• PROBLEM TO WORK ON:
Go through the listing below and list every line with "icon".

☆ ☆ ☆ ☆ ☆ ☆ ☆

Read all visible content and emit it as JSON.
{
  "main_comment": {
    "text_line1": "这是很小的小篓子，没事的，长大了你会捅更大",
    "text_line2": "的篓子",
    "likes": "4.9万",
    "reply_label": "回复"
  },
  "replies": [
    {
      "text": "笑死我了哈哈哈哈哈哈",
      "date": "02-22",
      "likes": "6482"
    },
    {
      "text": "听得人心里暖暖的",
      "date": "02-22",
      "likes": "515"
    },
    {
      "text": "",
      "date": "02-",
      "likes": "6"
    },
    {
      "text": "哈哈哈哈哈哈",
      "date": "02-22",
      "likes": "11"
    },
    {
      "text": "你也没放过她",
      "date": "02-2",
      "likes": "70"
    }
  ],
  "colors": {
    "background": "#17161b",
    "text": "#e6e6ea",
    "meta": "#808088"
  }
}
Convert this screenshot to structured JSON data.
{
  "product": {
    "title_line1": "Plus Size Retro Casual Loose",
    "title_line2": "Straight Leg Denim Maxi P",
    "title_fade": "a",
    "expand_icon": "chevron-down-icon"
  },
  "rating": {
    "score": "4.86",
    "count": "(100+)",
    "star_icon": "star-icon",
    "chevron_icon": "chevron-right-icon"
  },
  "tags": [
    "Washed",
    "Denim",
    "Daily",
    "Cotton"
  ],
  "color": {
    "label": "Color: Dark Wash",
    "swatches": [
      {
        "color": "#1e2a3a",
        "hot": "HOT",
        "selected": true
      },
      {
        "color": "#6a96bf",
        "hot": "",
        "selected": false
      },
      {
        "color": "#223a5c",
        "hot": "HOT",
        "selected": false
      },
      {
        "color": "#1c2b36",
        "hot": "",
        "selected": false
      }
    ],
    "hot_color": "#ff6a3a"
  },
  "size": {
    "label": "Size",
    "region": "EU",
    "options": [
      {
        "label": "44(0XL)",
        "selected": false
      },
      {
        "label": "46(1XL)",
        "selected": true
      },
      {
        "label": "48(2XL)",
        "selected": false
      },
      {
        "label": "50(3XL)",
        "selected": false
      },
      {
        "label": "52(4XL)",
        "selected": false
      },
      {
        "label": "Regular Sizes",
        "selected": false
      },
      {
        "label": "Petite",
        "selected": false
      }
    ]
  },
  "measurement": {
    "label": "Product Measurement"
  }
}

☆ ☆ ☆ ☆ ☆ ☆ ☆

• EXERCISE ANSWER:
    "expand_icon": "chevron-down-icon"
    "star_icon": "star-icon",
    "chevron_icon": "chevron-right-icon"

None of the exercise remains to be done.